## Work to complete
Copy everything in the data below exactly except the pictures.

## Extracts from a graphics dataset
******
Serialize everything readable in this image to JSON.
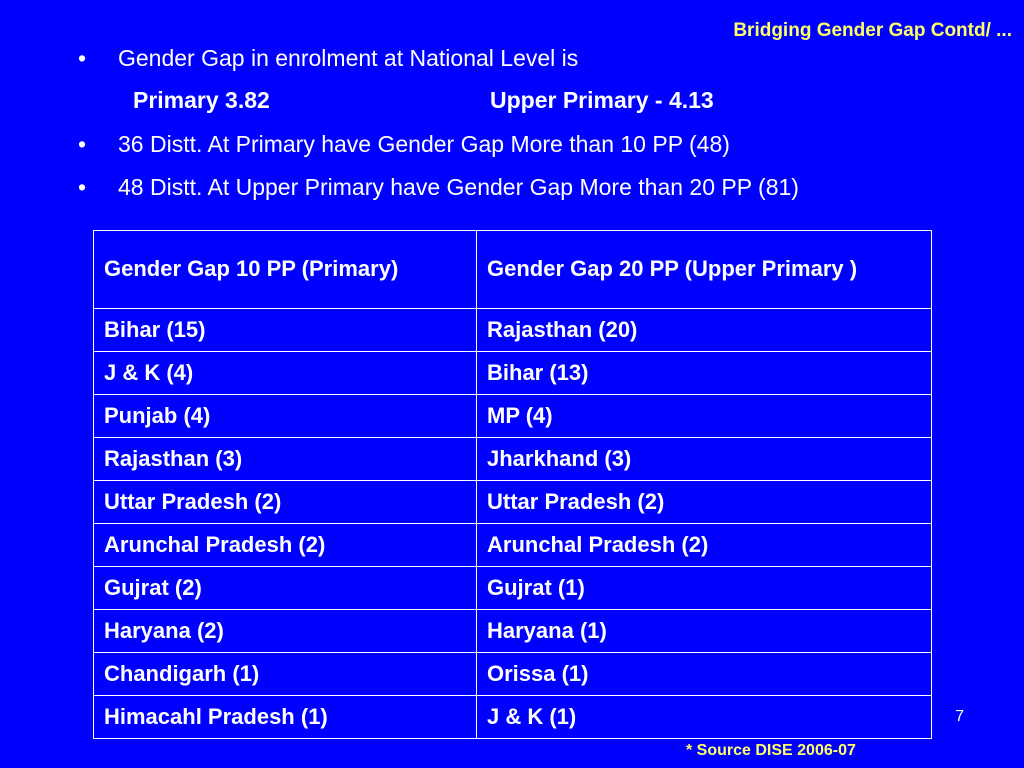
{
  "slide": {
    "title": "Bridging Gender Gap Contd/ ...",
    "page_number": "7",
    "source": "* Source DISE 2006-07"
  },
  "bullets": {
    "b1": "Gender Gap in enrolment at National Level is",
    "primary": "Primary  3.82",
    "upper_primary": "Upper Primary  - 4.13",
    "b2": "36 Distt. At Primary have Gender Gap More than 10 PP (48)",
    "b3": "48 Distt. At Upper Primary have Gender Gap More than 20 PP (81)",
    "marker": "•"
  },
  "table": {
    "headers": [
      "Gender Gap 10 PP (Primary)",
      "Gender Gap 20 PP (Upper Primary )"
    ],
    "rows": [
      [
        "Bihar (15)",
        "Rajasthan (20)"
      ],
      [
        "J & K (4)",
        "Bihar (13)"
      ],
      [
        "Punjab (4)",
        "MP (4)"
      ],
      [
        "Rajasthan (3)",
        "Jharkhand (3)"
      ],
      [
        "Uttar Pradesh (2)",
        "Uttar Pradesh (2)"
      ],
      [
        "Arunchal Pradesh (2)",
        "Arunchal Pradesh (2)"
      ],
      [
        "Gujrat (2)",
        "Gujrat (1)"
      ],
      [
        "Haryana (2)",
        "Haryana (1)"
      ],
      [
        "Chandigarh  (1)",
        "Orissa (1)"
      ],
      [
        "Himacahl Pradesh (1)",
        "J & K (1)"
      ]
    ]
  },
  "colors": {
    "background": "#0000ff",
    "title": "#ffff66",
    "text": "#ffffff"
  }
}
******
## Reply to the exercise
Serialize everything readable in this image to JSON.
{
  "slide": {
    "title": "Bridging Gender Gap Contd/ ...",
    "page_number": "7",
    "source": "* Source DISE 2006-07"
  },
  "bullets": {
    "b1": "Gender Gap in enrolment at National Level is",
    "primary": "Primary  3.82",
    "upper_primary": "Upper Primary  - 4.13",
    "b2": "36 Distt. At Primary have Gender Gap More than 10 PP (48)",
    "b3": "48 Distt. At Upper Primary have Gender Gap More than 20 PP (81)",
    "marker": "•"
  },
  "table": {
    "headers": [
      "Gender Gap 10 PP (Primary)",
      "Gender Gap 20 PP (Upper Primary )"
    ],
    "rows": [
      [
        "Bihar (15)",
        "Rajasthan (20)"
      ],
      [
        "J & K (4)",
        "Bihar (13)"
      ],
      [
        "Punjab (4)",
        "MP (4)"
      ],
      [
        "Rajasthan (3)",
        "Jharkhand (3)"
      ],
      [
        "Uttar Pradesh (2)",
        "Uttar Pradesh (2)"
      ],
      [
        "Arunchal Pradesh (2)",
        "Arunchal Pradesh (2)"
      ],
      [
        "Gujrat (2)",
        "Gujrat (1)"
      ],
      [
        "Haryana (2)",
        "Haryana (1)"
      ],
      [
        "Chandigarh  (1)",
        "Orissa (1)"
      ],
      [
        "Himacahl Pradesh (1)",
        "J & K (1)"
      ]
    ]
  },
  "colors": {
    "background": "#0000ff",
    "title": "#ffff66",
    "text": "#ffffff"
  }
}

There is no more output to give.